# Extracted records
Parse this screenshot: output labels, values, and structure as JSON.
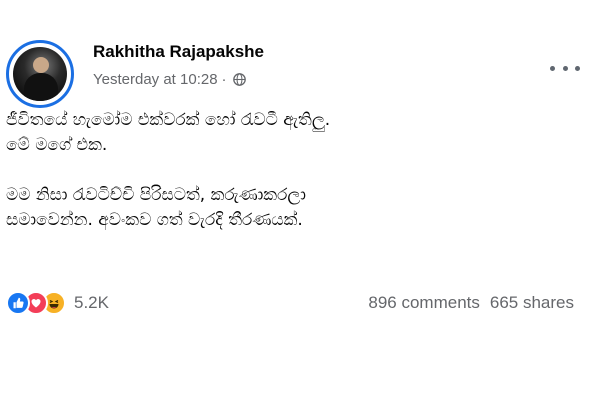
{
  "post": {
    "author": "Rakhitha Rajapakshe",
    "timestamp": "Yesterday at 10:28",
    "separator": "·",
    "privacy_icon": "globe-icon",
    "more_icon": "more-options-icon",
    "paragraphs": [
      {
        "lines": [
          "ජීවිතයේ හැමෝම එක්වරක් හෝ රැවටී ඇතිලු.",
          "මේ මගේ එක."
        ]
      },
      {
        "lines": [
          "මම නිසා රැවටිච්චි පිරිසටත්, කරුණාකරලා",
          "සමාවෙන්න. අවංකව ගත් වැරදි තීරණයක්."
        ]
      }
    ]
  },
  "stats": {
    "reactions_count": "5.2K",
    "reaction_icons": [
      "like-icon",
      "love-icon",
      "haha-icon"
    ],
    "comments": "896 comments",
    "shares": "665 shares"
  },
  "colors": {
    "like": "#1877f2",
    "love": "#f33e58",
    "haha": "#f7b125",
    "avatar_ring": "#1b6fe3",
    "secondary_text": "#65676b"
  }
}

# PROMPT
Reproduce each line word for word and drop the pictures.

# OUTPUT
Parse this screenshot: output labels, values, and structure as JSON.
{
  "post": {
    "author": "Rakhitha Rajapakshe",
    "timestamp": "Yesterday at 10:28",
    "separator": "·",
    "privacy_icon": "globe-icon",
    "more_icon": "more-options-icon",
    "paragraphs": [
      {
        "lines": [
          "ජීවිතයේ හැමෝම එක්වරක් හෝ රැවටී ඇතිලු.",
          "මේ මගේ එක."
        ]
      },
      {
        "lines": [
          "මම නිසා රැවටිච්චි පිරිසටත්, කරුණාකරලා",
          "සමාවෙන්න. අවංකව ගත් වැරදි තීරණයක්."
        ]
      }
    ]
  },
  "stats": {
    "reactions_count": "5.2K",
    "reaction_icons": [
      "like-icon",
      "love-icon",
      "haha-icon"
    ],
    "comments": "896 comments",
    "shares": "665 shares"
  },
  "colors": {
    "like": "#1877f2",
    "love": "#f33e58",
    "haha": "#f7b125",
    "avatar_ring": "#1b6fe3",
    "secondary_text": "#65676b"
  }
}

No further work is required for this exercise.